[START Record list]
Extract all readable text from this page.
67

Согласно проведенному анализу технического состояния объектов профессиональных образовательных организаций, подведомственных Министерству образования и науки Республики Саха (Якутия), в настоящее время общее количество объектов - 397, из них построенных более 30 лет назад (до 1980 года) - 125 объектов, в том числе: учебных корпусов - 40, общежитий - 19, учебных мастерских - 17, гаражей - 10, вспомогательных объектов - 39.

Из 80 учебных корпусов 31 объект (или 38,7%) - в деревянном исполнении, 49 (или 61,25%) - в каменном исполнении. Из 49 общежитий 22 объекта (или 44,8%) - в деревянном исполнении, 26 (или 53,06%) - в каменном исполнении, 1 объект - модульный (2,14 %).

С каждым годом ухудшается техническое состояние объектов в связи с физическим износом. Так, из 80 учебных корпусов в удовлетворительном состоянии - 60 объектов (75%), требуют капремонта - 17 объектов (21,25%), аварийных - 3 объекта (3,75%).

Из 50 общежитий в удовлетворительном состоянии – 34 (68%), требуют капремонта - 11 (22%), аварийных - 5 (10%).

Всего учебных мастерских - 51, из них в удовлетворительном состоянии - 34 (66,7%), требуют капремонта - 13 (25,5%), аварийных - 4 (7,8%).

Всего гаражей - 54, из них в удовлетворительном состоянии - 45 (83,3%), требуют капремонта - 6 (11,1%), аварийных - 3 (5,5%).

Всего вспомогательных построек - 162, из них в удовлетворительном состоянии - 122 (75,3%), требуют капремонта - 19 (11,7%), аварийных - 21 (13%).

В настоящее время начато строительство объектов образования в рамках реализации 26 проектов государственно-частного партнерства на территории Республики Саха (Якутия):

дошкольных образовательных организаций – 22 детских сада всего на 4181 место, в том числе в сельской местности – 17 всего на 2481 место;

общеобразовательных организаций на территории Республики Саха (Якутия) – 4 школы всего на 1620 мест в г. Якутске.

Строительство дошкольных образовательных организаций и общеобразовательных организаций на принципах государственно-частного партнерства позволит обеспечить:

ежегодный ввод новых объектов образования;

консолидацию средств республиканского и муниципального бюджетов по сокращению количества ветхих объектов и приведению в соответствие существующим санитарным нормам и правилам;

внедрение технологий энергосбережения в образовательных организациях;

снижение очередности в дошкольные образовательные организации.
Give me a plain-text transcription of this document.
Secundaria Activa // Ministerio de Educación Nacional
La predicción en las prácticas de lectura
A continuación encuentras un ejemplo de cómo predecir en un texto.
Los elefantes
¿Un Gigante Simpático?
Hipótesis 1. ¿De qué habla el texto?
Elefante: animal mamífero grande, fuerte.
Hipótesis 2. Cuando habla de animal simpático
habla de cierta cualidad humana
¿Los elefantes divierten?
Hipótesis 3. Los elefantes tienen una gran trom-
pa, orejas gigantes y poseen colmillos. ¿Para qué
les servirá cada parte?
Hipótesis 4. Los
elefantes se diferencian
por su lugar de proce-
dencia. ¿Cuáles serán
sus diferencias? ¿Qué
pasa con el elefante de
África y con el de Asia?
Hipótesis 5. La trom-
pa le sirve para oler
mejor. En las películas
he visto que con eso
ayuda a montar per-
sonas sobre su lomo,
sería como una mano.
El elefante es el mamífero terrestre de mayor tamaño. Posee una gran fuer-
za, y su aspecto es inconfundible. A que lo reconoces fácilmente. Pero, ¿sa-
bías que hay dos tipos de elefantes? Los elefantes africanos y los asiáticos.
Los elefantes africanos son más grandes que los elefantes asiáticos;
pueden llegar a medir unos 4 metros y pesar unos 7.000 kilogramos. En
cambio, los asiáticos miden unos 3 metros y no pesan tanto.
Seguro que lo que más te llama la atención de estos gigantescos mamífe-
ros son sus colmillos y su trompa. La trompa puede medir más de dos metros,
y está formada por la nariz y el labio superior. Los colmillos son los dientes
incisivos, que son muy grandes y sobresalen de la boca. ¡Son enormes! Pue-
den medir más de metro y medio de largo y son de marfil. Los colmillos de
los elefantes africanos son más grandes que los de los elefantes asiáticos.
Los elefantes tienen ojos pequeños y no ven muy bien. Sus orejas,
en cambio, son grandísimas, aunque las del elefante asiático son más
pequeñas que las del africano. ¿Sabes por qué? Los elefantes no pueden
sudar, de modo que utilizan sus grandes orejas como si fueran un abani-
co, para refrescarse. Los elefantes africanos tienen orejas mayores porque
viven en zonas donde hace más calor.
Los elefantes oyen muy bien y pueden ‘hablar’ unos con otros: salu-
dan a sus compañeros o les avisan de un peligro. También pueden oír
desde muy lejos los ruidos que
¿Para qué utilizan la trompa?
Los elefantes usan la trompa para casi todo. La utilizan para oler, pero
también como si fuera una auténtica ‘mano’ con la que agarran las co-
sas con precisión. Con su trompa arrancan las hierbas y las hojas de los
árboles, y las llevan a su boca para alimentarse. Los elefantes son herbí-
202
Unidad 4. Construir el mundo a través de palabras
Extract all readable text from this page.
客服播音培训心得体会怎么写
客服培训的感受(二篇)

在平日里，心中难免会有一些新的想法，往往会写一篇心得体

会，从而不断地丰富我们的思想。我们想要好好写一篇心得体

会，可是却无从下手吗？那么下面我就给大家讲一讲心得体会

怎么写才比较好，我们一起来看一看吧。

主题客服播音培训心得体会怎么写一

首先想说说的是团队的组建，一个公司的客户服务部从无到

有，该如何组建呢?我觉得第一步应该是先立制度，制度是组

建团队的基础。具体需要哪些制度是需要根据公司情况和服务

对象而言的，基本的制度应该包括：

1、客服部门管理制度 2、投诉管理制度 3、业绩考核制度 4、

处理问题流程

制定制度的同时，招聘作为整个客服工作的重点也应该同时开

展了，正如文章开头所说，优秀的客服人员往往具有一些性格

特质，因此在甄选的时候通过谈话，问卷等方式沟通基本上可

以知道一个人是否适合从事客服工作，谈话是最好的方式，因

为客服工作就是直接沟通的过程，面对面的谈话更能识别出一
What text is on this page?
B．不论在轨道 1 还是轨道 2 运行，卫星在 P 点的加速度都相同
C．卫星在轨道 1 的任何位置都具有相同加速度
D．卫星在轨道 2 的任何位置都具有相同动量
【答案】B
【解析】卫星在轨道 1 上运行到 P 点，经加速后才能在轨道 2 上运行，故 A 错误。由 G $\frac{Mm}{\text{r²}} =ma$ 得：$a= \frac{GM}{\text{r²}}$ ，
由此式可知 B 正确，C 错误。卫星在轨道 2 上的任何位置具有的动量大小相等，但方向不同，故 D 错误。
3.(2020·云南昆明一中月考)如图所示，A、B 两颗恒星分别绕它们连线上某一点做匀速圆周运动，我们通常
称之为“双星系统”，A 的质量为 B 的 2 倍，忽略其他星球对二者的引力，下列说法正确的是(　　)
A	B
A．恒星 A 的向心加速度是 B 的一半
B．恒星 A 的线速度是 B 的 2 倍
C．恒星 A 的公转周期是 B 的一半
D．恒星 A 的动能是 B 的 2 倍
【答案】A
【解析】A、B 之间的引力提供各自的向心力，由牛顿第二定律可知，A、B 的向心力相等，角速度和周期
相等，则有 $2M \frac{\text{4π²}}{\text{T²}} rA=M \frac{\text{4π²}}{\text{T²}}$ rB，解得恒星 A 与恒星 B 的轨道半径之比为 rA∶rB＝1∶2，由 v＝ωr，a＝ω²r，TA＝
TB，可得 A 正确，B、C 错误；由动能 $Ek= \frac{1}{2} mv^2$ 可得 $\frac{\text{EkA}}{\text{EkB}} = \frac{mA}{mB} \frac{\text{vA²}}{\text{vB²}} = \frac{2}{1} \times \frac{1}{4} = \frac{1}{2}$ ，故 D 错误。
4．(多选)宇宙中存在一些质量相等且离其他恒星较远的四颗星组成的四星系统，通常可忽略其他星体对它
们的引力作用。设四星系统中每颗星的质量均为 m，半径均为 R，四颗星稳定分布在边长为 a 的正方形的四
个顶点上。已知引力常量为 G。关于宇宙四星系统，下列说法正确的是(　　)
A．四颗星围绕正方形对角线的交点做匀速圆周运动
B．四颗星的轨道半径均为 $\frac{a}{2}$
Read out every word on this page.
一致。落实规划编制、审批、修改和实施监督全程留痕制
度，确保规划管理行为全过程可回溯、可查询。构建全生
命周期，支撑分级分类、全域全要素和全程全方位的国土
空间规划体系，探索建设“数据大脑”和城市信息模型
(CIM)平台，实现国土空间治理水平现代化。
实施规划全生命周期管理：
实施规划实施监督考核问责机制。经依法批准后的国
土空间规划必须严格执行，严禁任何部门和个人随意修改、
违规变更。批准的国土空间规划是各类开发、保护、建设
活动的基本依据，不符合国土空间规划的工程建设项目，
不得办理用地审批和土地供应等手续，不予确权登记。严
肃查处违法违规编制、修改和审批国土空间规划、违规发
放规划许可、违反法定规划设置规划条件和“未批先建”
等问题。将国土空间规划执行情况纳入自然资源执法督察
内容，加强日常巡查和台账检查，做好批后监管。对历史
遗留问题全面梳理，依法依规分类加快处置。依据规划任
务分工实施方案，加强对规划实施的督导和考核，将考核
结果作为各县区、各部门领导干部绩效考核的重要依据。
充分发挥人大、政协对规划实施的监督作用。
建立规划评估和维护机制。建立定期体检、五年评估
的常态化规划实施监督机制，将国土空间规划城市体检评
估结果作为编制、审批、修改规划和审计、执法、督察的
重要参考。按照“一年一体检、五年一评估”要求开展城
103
[END Record list]
> What you should do
From the line that contains "Read out every word on this page." down to the last line of the listing above, repeat each line exactly, and include nothing else.

> Response
Read out every word on this page.
一致。落实规划编制、审批、修改和实施监督全程留痕制
度，确保规划管理行为全过程可回溯、可查询。构建全生
命周期，支撑分级分类、全域全要素和全程全方位的国土
空间规划体系，探索建设“数据大脑”和城市信息模型
(CIM)平台，实现国土空间治理水平现代化。
实施规划全生命周期管理：
实施规划实施监督考核问责机制。经依法批准后的国
土空间规划必须严格执行，严禁任何部门和个人随意修改、
违规变更。批准的国土空间规划是各类开发、保护、建设
活动的基本依据，不符合国土空间规划的工程建设项目，
不得办理用地审批和土地供应等手续，不予确权登记。严
肃查处违法违规编制、修改和审批国土空间规划、违规发
放规划许可、违反法定规划设置规划条件和“未批先建”
等问题。将国土空间规划执行情况纳入自然资源执法督察
内容，加强日常巡查和台账检查，做好批后监管。对历史
遗留问题全面梳理，依法依规分类加快处置。依据规划任
务分工实施方案，加强对规划实施的督导和考核，将考核
结果作为各县区、各部门领导干部绩效考核的重要依据。
充分发挥人大、政协对规划实施的监督作用。
建立规划评估和维护机制。建立定期体检、五年评估
的常态化规划实施监督机制，将国土空间规划城市体检评
估结果作为编制、审批、修改规划和审计、执法、督察的
重要参考。按照“一年一体检、五年一评估”要求开展城
103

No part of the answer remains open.